[Dataset items]

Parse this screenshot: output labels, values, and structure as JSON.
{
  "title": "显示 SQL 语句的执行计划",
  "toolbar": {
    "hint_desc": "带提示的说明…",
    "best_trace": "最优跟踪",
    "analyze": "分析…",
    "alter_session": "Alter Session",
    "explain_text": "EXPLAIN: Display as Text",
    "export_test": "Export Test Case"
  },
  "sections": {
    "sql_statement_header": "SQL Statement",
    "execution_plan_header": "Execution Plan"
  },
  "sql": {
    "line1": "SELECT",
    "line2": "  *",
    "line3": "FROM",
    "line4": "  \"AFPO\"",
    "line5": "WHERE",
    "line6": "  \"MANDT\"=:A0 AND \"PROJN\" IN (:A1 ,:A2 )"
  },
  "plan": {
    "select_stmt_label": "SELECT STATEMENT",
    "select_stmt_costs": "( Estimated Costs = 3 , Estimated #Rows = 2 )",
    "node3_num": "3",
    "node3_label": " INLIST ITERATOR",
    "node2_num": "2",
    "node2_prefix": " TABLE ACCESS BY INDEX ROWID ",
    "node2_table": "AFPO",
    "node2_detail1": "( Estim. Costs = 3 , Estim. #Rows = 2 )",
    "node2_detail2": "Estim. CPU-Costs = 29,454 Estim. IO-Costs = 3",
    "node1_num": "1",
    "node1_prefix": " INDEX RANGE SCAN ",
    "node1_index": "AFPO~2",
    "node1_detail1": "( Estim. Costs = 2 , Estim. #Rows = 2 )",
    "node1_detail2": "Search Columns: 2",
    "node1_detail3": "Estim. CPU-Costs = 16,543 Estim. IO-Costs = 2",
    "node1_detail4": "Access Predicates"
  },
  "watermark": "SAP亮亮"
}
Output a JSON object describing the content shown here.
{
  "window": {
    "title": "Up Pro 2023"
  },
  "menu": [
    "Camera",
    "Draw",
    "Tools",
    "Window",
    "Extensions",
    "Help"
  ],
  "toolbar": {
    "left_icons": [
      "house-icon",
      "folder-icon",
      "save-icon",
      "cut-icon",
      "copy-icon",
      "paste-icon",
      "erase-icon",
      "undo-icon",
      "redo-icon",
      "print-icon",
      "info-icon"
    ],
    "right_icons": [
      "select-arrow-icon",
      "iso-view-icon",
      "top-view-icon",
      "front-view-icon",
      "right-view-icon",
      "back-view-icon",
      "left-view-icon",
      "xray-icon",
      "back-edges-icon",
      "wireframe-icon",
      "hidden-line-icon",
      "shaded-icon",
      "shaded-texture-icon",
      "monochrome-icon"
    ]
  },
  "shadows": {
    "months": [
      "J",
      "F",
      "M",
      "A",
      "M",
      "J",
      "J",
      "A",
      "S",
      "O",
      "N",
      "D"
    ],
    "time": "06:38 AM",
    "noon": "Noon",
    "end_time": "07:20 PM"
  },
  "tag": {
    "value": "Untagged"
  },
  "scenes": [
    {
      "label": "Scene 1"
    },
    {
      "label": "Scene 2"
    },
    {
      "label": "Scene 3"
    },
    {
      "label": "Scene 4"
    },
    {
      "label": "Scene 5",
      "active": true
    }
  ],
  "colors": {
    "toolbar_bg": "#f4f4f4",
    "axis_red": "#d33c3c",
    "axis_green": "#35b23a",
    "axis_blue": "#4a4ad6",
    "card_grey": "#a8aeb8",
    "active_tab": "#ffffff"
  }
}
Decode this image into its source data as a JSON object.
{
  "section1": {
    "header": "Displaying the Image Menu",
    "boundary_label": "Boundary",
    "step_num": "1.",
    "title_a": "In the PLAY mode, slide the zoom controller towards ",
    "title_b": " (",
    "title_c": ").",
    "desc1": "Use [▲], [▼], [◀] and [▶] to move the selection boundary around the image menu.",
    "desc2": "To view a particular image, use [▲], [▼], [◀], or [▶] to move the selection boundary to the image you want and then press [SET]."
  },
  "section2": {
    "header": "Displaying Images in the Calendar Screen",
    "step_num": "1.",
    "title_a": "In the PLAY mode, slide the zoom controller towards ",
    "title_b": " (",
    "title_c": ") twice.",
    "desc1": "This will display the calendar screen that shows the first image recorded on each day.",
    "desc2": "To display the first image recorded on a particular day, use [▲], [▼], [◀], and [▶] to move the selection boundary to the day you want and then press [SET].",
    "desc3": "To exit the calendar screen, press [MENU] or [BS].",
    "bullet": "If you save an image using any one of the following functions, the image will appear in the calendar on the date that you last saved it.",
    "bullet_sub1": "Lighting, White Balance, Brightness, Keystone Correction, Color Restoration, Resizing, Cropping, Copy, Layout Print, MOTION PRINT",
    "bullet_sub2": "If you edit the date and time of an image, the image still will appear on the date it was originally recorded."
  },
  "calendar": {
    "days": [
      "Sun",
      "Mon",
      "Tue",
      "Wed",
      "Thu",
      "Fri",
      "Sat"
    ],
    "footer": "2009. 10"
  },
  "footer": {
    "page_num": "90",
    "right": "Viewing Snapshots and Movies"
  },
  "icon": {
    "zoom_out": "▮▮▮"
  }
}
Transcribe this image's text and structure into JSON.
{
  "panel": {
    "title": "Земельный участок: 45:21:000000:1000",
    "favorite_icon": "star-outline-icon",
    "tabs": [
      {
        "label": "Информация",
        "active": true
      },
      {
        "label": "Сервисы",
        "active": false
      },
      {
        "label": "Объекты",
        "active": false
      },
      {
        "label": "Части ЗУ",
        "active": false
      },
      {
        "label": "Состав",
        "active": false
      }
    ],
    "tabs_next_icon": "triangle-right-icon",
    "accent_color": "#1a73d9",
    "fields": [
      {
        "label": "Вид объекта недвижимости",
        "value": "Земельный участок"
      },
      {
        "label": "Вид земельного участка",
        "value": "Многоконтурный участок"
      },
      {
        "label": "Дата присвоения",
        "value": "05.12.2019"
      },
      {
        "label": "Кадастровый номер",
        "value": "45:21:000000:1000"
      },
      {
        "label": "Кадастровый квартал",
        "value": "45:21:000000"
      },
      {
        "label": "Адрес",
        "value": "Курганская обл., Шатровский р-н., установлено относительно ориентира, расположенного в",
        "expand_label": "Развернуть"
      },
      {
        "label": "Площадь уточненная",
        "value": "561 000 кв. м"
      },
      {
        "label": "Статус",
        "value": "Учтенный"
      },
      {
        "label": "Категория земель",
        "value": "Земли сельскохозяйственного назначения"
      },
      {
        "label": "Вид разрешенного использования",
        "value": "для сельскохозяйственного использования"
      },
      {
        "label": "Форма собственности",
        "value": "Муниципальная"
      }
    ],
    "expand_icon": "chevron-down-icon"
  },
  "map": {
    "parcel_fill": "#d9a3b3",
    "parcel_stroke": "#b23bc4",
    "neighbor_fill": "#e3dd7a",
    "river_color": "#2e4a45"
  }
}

**Job**
Extract all of the data shown above and repeat it verbatim.

**Reply**
Parse this screenshot: output labels, values, and structure as JSON.
{
  "title": "显示 SQL 语句的执行计划",
  "toolbar": {
    "hint_desc": "带提示的说明…",
    "best_trace": "最优跟踪",
    "analyze": "分析…",
    "alter_session": "Alter Session",
    "explain_text": "EXPLAIN: Display as Text",
    "export_test": "Export Test Case"
  },
  "sections": {
    "sql_statement_header": "SQL Statement",
    "execution_plan_header": "Execution Plan"
  },
  "sql": {
    "line1": "SELECT",
    "line2": "  *",
    "line3": "FROM",
    "line4": "  \"AFPO\"",
    "line5": "WHERE",
    "line6": "  \"MANDT\"=:A0 AND \"PROJN\" IN (:A1 ,:A2 )"
  },
  "plan": {
    "select_stmt_label": "SELECT STATEMENT",
    "select_stmt_costs": "( Estimated Costs = 3 , Estimated #Rows = 2 )",
    "node3_num": "3",
    "node3_label": " INLIST ITERATOR",
    "node2_num": "2",
    "node2_prefix": " TABLE ACCESS BY INDEX ROWID ",
    "node2_table": "AFPO",
    "node2_detail1": "( Estim. Costs = 3 , Estim. #Rows = 2 )",
    "node2_detail2": "Estim. CPU-Costs = 29,454 Estim. IO-Costs = 3",
    "node1_num": "1",
    "node1_prefix": " INDEX RANGE SCAN ",
    "node1_index": "AFPO~2",
    "node1_detail1": "( Estim. Costs = 2 , Estim. #Rows = 2 )",
    "node1_detail2": "Search Columns: 2",
    "node1_detail3": "Estim. CPU-Costs = 16,543 Estim. IO-Costs = 2",
    "node1_detail4": "Access Predicates"
  },
  "watermark": "SAP亮亮"
}
Output a JSON object describing the content shown here.
{
  "window": {
    "title": "Up Pro 2023"
  },
  "menu": [
    "Camera",
    "Draw",
    "Tools",
    "Window",
    "Extensions",
    "Help"
  ],
  "toolbar": {
    "left_icons": [
      "house-icon",
      "folder-icon",
      "save-icon",
      "cut-icon",
      "copy-icon",
      "paste-icon",
      "erase-icon",
      "undo-icon",
      "redo-icon",
      "print-icon",
      "info-icon"
    ],
    "right_icons": [
      "select-arrow-icon",
      "iso-view-icon",
      "top-view-icon",
      "front-view-icon",
      "right-view-icon",
      "back-view-icon",
      "left-view-icon",
      "xray-icon",
      "back-edges-icon",
      "wireframe-icon",
      "hidden-line-icon",
      "shaded-icon",
      "shaded-texture-icon",
      "monochrome-icon"
    ]
  },
  "shadows": {
    "months": [
      "J",
      "F",
      "M",
      "A",
      "M",
      "J",
      "J",
      "A",
      "S",
      "O",
      "N",
      "D"
    ],
    "time": "06:38 AM",
    "noon": "Noon",
    "end_time": "07:20 PM"
  },
  "tag": {
    "value": "Untagged"
  },
  "scenes": [
    {
      "label": "Scene 1"
    },
    {
      "label": "Scene 2"
    },
    {
      "label": "Scene 3"
    },
    {
      "label": "Scene 4"
    },
    {
      "label": "Scene 5",
      "active": true
    }
  ],
  "colors": {
    "toolbar_bg": "#f4f4f4",
    "axis_red": "#d33c3c",
    "axis_green": "#35b23a",
    "axis_blue": "#4a4ad6",
    "card_grey": "#a8aeb8",
    "active_tab": "#ffffff"
  }
}
Decode this image into its source data as a JSON object.
{
  "section1": {
    "header": "Displaying the Image Menu",
    "boundary_label": "Boundary",
    "step_num": "1.",
    "title_a": "In the PLAY mode, slide the zoom controller towards ",
    "title_b": " (",
    "title_c": ").",
    "desc1": "Use [▲], [▼], [◀] and [▶] to move the selection boundary around the image menu.",
    "desc2": "To view a particular image, use [▲], [▼], [◀], or [▶] to move the selection boundary to the image you want and then press [SET]."
  },
  "section2": {
    "header": "Displaying Images in the Calendar Screen",
    "step_num": "1.",
    "title_a": "In the PLAY mode, slide the zoom controller towards ",
    "title_b": " (",
    "title_c": ") twice.",
    "desc1": "This will display the calendar screen that shows the first image recorded on each day.",
    "desc2": "To display the first image recorded on a particular day, use [▲], [▼], [◀], and [▶] to move the selection boundary to the day you want and then press [SET].",
    "desc3": "To exit the calendar screen, press [MENU] or [BS].",
    "bullet": "If you save an image using any one of the following functions, the image will appear in the calendar on the date that you last saved it.",
    "bullet_sub1": "Lighting, White Balance, Brightness, Keystone Correction, Color Restoration, Resizing, Cropping, Copy, Layout Print, MOTION PRINT",
    "bullet_sub2": "If you edit the date and time of an image, the image still will appear on the date it was originally recorded."
  },
  "calendar": {
    "days": [
      "Sun",
      "Mon",
      "Tue",
      "Wed",
      "Thu",
      "Fri",
      "Sat"
    ],
    "footer": "2009. 10"
  },
  "footer": {
    "page_num": "90",
    "right": "Viewing Snapshots and Movies"
  },
  "icon": {
    "zoom_out": "▮▮▮"
  }
}
Transcribe this image's text and structure into JSON.
{
  "panel": {
    "title": "Земельный участок: 45:21:000000:1000",
    "favorite_icon": "star-outline-icon",
    "tabs": [
      {
        "label": "Информация",
        "active": true
      },
      {
        "label": "Сервисы",
        "active": false
      },
      {
        "label": "Объекты",
        "active": false
      },
      {
        "label": "Части ЗУ",
        "active": false
      },
      {
        "label": "Состав",
        "active": false
      }
    ],
    "tabs_next_icon": "triangle-right-icon",
    "accent_color": "#1a73d9",
    "fields": [
      {
        "label": "Вид объекта недвижимости",
        "value": "Земельный участок"
      },
      {
        "label": "Вид земельного участка",
        "value": "Многоконтурный участок"
      },
      {
        "label": "Дата присвоения",
        "value": "05.12.2019"
      },
      {
        "label": "Кадастровый номер",
        "value": "45:21:000000:1000"
      },
      {
        "label": "Кадастровый квартал",
        "value": "45:21:000000"
      },
      {
        "label": "Адрес",
        "value": "Курганская обл., Шатровский р-н., установлено относительно ориентира, расположенного в",
        "expand_label": "Развернуть"
      },
      {
        "label": "Площадь уточненная",
        "value": "561 000 кв. м"
      },
      {
        "label": "Статус",
        "value": "Учтенный"
      },
      {
        "label": "Категория земель",
        "value": "Земли сельскохозяйственного назначения"
      },
      {
        "label": "Вид разрешенного использования",
        "value": "для сельскохозяйственного использования"
      },
      {
        "label": "Форма собственности",
        "value": "Муниципальная"
      }
    ],
    "expand_icon": "chevron-down-icon"
  },
  "map": {
    "parcel_fill": "#d9a3b3",
    "parcel_stroke": "#b23bc4",
    "neighbor_fill": "#e3dd7a",
    "river_color": "#2e4a45"
  }
}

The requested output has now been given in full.